> [DATA TO PROCESS]:
────────

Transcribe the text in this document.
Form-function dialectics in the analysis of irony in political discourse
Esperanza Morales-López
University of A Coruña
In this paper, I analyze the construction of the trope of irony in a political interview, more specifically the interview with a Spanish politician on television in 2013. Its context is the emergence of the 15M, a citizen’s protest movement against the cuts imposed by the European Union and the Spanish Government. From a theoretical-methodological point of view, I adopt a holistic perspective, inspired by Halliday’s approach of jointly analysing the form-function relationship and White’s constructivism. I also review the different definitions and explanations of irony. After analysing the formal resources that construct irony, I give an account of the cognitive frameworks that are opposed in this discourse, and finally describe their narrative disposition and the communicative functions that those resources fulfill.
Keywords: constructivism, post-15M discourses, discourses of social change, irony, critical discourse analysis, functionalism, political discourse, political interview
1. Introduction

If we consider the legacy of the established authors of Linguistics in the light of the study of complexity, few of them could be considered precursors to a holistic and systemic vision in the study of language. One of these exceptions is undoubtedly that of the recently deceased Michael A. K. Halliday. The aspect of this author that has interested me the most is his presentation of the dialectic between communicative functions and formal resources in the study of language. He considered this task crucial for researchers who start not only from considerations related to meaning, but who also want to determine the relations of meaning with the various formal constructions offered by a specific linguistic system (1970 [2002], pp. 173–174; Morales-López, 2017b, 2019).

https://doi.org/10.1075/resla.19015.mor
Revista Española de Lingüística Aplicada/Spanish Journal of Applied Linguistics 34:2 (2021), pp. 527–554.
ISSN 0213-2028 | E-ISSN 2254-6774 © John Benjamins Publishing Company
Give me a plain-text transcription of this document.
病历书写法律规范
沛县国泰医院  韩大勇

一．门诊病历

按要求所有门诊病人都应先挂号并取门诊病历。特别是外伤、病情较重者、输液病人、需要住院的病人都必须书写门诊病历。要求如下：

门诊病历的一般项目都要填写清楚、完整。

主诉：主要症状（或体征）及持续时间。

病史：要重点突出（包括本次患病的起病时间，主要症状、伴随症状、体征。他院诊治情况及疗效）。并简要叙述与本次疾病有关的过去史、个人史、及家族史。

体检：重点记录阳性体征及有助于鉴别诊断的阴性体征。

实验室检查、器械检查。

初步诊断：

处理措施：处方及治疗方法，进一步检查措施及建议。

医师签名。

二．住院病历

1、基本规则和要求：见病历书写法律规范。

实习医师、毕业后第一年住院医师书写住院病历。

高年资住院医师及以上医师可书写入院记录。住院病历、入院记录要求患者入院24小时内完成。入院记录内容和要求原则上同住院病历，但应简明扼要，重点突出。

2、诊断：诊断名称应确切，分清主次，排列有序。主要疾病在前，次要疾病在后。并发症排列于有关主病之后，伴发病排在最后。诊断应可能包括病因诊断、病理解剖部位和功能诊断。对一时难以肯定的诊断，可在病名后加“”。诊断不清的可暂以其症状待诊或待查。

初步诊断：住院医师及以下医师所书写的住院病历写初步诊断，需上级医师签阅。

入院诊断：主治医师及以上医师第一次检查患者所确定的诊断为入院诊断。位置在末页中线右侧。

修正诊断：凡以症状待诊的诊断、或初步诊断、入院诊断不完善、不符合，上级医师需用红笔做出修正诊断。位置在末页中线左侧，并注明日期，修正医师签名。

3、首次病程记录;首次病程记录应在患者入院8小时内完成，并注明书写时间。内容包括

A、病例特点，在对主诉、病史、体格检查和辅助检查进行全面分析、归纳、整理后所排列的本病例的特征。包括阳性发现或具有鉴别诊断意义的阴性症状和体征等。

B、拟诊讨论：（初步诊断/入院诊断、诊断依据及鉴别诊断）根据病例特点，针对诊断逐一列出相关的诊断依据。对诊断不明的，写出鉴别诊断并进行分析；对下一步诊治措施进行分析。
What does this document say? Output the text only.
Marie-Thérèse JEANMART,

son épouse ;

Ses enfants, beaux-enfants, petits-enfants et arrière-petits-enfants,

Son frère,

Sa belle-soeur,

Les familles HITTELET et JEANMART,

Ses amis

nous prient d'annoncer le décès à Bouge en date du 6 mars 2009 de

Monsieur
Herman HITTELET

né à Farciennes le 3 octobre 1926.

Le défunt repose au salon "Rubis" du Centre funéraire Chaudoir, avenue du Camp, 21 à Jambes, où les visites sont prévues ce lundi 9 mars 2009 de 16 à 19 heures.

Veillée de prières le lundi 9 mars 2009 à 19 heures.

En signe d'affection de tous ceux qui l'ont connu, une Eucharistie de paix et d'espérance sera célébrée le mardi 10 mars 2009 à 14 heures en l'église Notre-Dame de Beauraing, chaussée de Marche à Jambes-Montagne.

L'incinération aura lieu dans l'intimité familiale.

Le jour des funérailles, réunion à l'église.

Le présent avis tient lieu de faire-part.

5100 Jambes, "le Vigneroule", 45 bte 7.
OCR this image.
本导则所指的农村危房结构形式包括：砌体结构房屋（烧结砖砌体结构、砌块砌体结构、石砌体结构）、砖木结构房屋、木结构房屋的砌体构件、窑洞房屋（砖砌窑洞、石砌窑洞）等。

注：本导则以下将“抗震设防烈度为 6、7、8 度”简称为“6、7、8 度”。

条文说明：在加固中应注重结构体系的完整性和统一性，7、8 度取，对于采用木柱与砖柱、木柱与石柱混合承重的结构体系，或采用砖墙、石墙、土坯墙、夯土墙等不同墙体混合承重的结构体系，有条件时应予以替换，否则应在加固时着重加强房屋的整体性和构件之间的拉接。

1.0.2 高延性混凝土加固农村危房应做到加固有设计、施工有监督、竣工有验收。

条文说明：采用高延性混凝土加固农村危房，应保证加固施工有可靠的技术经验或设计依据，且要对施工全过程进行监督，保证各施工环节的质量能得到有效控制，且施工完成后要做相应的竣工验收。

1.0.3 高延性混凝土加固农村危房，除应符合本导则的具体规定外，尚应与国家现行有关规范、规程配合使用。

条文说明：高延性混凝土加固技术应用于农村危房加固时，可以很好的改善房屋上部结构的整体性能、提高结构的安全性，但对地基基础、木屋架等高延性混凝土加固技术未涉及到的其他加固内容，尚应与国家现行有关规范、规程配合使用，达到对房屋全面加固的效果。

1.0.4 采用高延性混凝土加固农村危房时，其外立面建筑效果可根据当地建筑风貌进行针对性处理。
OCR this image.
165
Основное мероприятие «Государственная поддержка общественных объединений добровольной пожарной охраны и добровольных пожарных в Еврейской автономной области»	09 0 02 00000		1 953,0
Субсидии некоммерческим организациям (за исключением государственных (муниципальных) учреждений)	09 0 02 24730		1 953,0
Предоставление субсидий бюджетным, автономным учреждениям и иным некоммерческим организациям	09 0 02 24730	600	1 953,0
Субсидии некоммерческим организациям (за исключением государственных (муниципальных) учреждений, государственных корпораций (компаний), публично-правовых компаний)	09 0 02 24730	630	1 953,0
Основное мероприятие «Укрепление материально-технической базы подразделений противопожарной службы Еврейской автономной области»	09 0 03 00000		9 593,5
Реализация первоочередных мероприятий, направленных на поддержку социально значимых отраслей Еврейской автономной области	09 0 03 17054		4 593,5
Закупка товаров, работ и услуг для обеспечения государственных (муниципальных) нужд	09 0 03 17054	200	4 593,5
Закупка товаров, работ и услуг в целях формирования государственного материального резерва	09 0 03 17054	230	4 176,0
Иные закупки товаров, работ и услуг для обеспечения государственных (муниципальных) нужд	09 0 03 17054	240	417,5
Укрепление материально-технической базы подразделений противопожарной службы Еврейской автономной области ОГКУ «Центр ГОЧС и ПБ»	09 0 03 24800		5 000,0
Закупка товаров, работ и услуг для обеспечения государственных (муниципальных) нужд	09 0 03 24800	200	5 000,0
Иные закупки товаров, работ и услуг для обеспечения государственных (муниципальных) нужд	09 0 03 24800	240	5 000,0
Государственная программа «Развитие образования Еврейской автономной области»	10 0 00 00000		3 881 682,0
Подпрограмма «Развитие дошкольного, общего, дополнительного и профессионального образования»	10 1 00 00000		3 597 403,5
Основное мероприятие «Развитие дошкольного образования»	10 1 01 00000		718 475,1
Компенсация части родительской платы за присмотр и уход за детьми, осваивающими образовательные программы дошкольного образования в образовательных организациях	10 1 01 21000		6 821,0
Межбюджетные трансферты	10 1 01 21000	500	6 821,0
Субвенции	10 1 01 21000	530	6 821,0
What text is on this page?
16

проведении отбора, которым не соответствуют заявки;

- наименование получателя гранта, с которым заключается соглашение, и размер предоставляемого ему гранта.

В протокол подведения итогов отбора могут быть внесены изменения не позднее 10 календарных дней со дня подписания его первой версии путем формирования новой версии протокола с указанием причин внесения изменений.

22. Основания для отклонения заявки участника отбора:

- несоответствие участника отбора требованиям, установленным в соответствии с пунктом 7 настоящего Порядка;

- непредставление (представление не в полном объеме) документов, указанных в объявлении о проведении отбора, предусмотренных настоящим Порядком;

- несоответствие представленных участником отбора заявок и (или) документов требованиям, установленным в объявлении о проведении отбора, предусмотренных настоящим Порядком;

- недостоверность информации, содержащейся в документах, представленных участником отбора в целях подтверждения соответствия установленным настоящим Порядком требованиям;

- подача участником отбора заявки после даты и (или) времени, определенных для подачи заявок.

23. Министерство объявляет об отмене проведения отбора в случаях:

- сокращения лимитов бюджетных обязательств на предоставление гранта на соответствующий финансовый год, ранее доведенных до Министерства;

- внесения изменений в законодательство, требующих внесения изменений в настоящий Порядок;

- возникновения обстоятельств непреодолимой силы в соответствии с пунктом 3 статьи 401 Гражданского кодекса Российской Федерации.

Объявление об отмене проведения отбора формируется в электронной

────────

> [PROBLEM STATEMENT]:
Return each line among the entries that holds the word "Государственная".

> [TASK ANSWER]:
Основное мероприятие «Государственная поддержка общественных объединений добровольной пожарной охраны и добровольных пожарных в Еврейской автономной области»	09 0 02 00000		1 953,0
Государственная программа «Развитие образования Еврейской автономной области»	10 0 00 00000		3 881 682,0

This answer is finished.